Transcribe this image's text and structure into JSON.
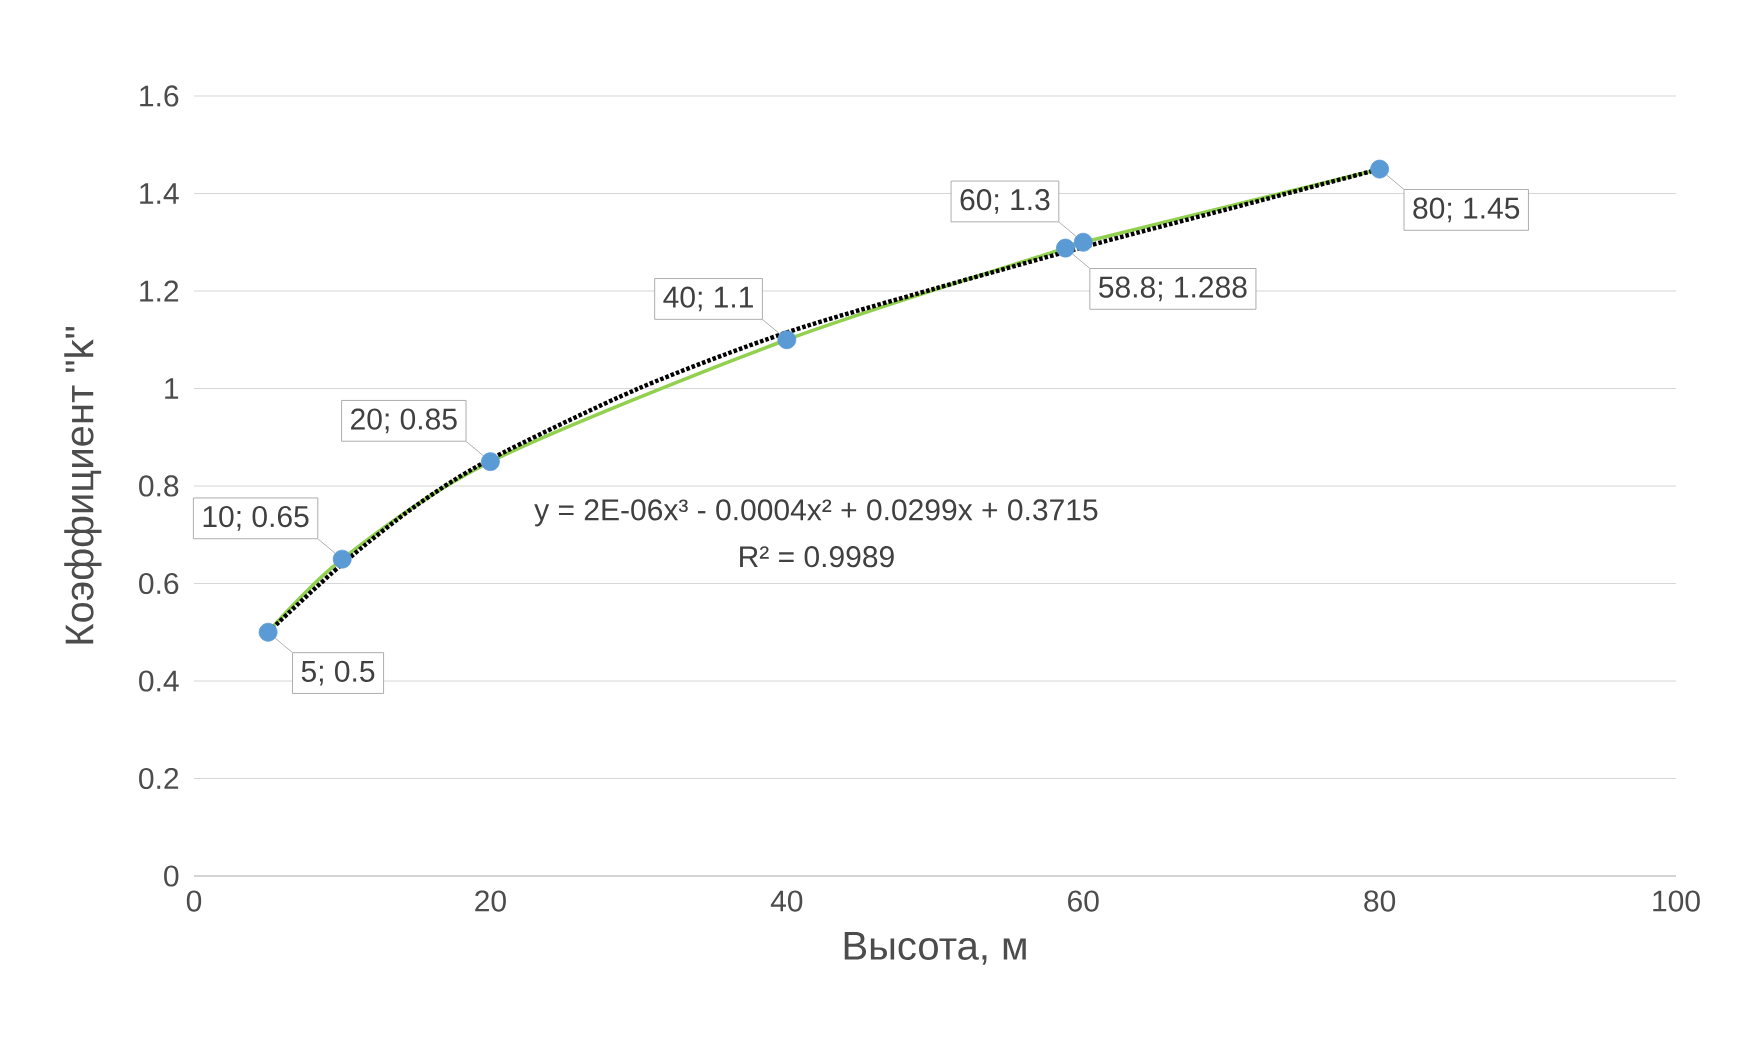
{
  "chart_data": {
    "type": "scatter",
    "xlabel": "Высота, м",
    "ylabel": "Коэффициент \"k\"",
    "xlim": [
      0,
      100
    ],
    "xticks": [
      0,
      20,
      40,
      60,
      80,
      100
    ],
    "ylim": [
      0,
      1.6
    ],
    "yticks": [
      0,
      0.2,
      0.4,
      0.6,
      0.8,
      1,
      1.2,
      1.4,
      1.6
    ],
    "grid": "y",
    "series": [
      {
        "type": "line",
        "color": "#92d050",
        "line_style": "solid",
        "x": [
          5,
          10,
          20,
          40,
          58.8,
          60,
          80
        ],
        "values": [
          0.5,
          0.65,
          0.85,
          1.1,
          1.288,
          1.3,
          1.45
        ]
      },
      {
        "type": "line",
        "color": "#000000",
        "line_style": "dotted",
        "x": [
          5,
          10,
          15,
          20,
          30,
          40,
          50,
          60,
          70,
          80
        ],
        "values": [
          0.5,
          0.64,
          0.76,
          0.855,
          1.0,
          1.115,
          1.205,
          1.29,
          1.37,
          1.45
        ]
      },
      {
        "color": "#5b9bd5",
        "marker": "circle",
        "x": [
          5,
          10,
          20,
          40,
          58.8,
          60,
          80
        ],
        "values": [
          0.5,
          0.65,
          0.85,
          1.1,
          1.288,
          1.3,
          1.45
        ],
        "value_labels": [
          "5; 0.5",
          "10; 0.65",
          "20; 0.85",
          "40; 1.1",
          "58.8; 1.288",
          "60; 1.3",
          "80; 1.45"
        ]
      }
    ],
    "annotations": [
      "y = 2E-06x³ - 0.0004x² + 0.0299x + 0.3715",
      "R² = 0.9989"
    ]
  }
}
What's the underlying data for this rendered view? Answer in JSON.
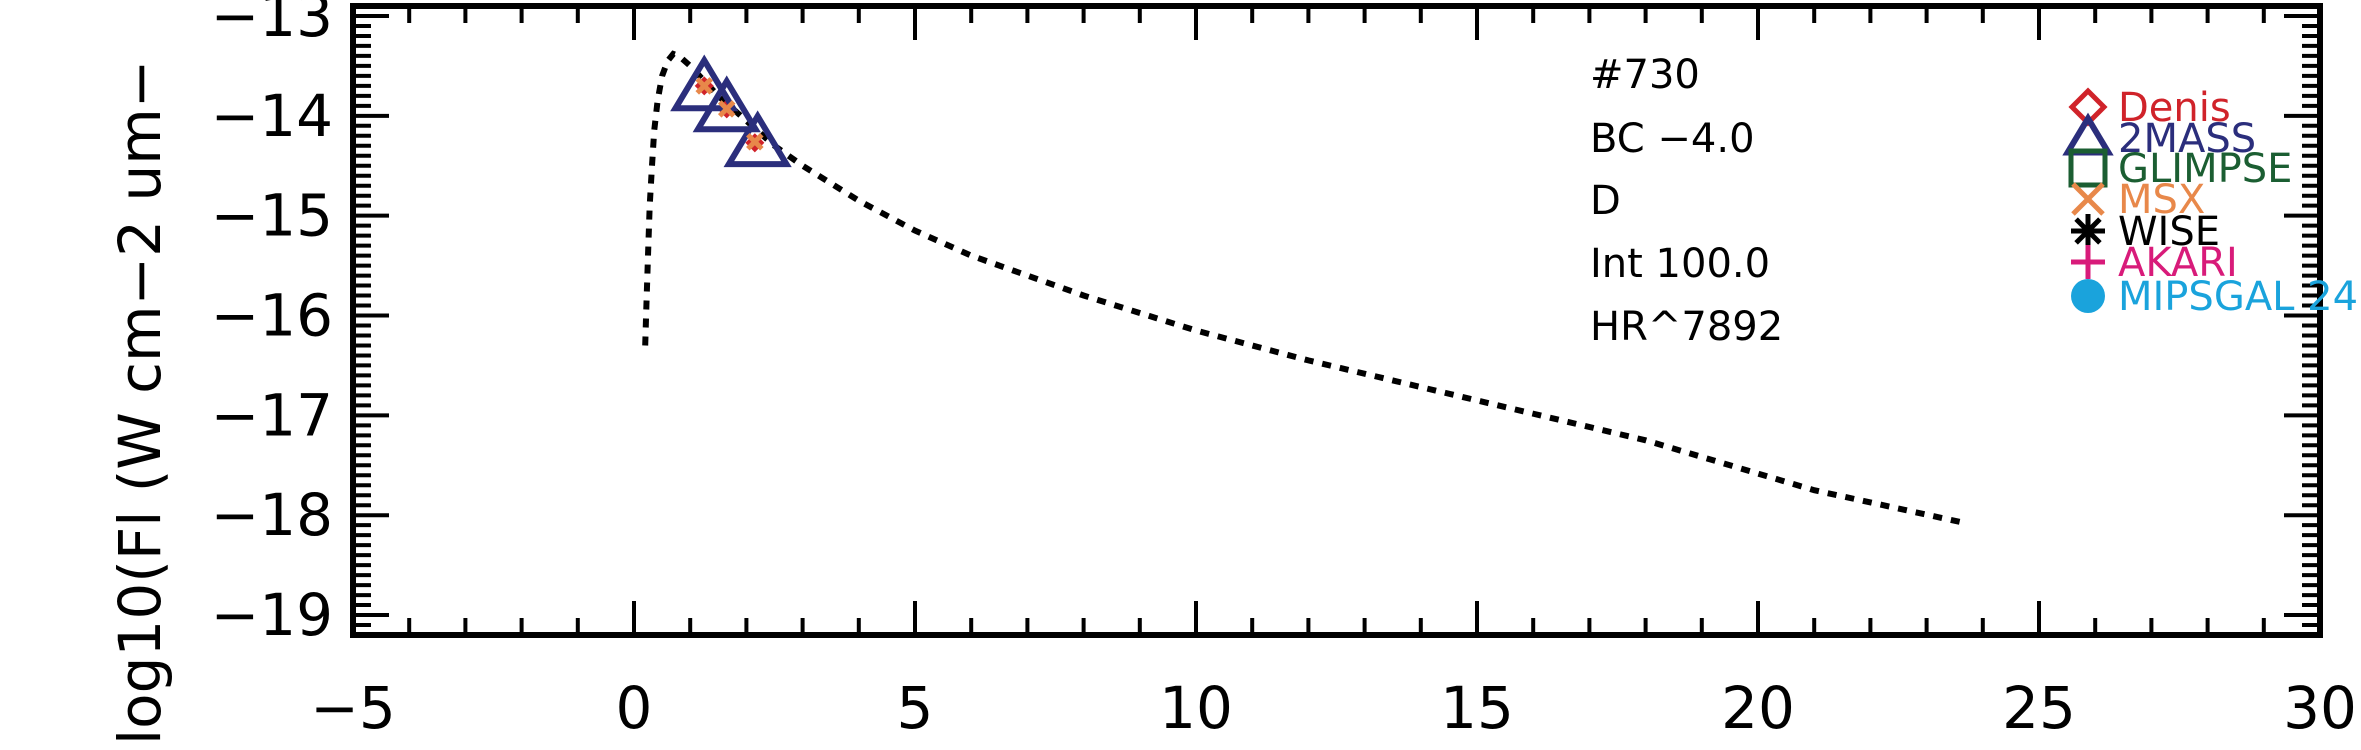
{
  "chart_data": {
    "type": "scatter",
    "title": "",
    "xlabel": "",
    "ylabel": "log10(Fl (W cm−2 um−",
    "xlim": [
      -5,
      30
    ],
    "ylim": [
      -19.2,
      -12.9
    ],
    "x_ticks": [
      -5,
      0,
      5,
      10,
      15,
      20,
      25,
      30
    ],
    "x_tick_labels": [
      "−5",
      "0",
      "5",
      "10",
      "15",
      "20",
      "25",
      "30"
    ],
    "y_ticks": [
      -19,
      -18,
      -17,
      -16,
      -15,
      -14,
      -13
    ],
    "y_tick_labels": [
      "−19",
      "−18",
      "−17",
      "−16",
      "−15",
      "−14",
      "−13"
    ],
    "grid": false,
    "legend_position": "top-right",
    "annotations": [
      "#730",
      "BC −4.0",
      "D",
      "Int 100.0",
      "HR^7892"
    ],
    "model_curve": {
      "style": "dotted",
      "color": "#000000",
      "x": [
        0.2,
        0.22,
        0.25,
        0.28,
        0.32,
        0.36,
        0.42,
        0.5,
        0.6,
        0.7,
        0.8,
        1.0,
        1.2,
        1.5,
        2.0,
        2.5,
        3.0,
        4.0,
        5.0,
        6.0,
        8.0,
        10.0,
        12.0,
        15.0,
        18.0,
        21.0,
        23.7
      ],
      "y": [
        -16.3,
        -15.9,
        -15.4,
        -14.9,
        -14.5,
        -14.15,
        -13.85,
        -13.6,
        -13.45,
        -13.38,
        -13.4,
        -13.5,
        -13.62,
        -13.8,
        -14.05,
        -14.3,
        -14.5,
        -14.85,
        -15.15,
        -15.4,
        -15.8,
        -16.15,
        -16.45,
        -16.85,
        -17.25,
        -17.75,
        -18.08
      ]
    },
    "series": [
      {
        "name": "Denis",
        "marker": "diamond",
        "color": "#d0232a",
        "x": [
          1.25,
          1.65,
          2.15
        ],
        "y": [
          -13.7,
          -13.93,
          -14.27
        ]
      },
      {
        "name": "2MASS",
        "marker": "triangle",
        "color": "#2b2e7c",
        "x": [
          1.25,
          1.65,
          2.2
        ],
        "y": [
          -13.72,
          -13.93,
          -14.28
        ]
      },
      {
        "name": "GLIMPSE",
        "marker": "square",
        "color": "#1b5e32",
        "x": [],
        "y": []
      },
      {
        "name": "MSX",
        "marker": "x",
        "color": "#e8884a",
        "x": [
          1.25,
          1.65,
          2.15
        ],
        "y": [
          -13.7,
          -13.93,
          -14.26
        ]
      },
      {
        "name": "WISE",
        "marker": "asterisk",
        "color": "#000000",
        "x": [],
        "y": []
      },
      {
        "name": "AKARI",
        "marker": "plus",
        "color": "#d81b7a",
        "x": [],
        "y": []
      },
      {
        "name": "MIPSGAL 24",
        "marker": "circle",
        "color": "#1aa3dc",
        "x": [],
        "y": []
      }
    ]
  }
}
****
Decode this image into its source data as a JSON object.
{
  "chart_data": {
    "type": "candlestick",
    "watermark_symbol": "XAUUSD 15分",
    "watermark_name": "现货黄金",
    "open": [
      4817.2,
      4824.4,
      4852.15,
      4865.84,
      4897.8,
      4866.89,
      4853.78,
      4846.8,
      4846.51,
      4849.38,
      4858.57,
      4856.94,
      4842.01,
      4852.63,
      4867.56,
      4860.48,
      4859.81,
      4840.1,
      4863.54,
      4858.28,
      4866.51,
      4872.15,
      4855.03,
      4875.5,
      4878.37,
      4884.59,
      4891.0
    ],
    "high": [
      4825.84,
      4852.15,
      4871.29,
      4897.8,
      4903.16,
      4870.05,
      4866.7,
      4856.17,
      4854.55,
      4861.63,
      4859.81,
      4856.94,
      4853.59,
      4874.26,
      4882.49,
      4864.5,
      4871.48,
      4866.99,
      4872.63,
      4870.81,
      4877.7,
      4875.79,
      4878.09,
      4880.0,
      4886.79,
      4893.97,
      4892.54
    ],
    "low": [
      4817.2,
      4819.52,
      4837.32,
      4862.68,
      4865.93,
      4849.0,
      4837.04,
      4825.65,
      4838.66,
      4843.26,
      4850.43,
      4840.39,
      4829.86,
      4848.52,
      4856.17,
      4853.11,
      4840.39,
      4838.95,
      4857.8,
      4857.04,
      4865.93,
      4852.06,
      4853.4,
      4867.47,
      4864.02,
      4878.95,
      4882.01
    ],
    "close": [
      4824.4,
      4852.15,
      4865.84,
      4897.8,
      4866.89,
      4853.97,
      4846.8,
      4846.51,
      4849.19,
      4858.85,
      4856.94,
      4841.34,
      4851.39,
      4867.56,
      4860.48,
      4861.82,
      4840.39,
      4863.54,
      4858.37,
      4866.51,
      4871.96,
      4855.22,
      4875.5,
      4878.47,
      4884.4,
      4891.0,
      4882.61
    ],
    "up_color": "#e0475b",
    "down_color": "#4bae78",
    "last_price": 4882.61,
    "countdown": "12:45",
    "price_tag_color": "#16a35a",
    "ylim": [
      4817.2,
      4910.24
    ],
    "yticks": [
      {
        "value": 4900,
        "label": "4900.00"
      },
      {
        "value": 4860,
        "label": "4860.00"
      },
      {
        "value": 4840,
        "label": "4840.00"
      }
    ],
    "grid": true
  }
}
****
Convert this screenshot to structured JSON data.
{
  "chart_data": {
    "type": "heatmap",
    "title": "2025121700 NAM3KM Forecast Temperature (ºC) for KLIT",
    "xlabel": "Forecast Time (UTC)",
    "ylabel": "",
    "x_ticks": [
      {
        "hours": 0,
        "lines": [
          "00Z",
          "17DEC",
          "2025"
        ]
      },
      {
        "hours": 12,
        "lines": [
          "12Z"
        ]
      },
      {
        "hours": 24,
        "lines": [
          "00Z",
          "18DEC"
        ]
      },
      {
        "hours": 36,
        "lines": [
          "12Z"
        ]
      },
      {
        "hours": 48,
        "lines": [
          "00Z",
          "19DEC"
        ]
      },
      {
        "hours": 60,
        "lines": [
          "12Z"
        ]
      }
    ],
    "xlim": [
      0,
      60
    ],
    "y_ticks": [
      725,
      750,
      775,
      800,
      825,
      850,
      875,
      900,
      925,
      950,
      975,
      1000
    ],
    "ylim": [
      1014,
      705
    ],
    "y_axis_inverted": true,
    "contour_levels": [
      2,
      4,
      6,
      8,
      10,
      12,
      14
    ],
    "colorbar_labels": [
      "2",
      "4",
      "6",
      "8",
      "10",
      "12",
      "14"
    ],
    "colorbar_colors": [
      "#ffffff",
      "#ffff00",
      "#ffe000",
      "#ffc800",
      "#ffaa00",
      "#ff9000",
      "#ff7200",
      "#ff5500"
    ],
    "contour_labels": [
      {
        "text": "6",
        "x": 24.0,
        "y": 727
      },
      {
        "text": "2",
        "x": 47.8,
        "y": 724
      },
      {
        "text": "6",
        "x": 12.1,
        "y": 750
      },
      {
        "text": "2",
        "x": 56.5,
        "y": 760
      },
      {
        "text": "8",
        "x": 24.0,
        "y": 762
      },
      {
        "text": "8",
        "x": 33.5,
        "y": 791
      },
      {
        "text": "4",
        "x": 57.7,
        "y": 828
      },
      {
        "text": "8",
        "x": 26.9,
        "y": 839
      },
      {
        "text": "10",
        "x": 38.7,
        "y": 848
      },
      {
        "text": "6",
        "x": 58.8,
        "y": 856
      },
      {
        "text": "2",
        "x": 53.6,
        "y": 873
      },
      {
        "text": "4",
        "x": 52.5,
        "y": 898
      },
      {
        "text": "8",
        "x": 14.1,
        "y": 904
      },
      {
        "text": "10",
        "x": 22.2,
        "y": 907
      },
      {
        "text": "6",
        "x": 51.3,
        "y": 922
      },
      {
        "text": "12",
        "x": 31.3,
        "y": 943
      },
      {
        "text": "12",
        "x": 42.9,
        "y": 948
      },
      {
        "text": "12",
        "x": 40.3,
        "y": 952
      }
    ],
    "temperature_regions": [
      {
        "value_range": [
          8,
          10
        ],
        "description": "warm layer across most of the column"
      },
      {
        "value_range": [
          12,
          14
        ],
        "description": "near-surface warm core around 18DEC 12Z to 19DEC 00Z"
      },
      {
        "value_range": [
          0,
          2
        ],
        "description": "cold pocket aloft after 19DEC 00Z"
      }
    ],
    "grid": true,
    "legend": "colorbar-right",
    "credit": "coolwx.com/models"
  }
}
****
WHAT YOU WILL DO — Go through the lines above. Select every one that has the string "into".

THE ANSWER —
Transcribe this image's text and structure into JSON.
Decode this image into its source data as a JSON object.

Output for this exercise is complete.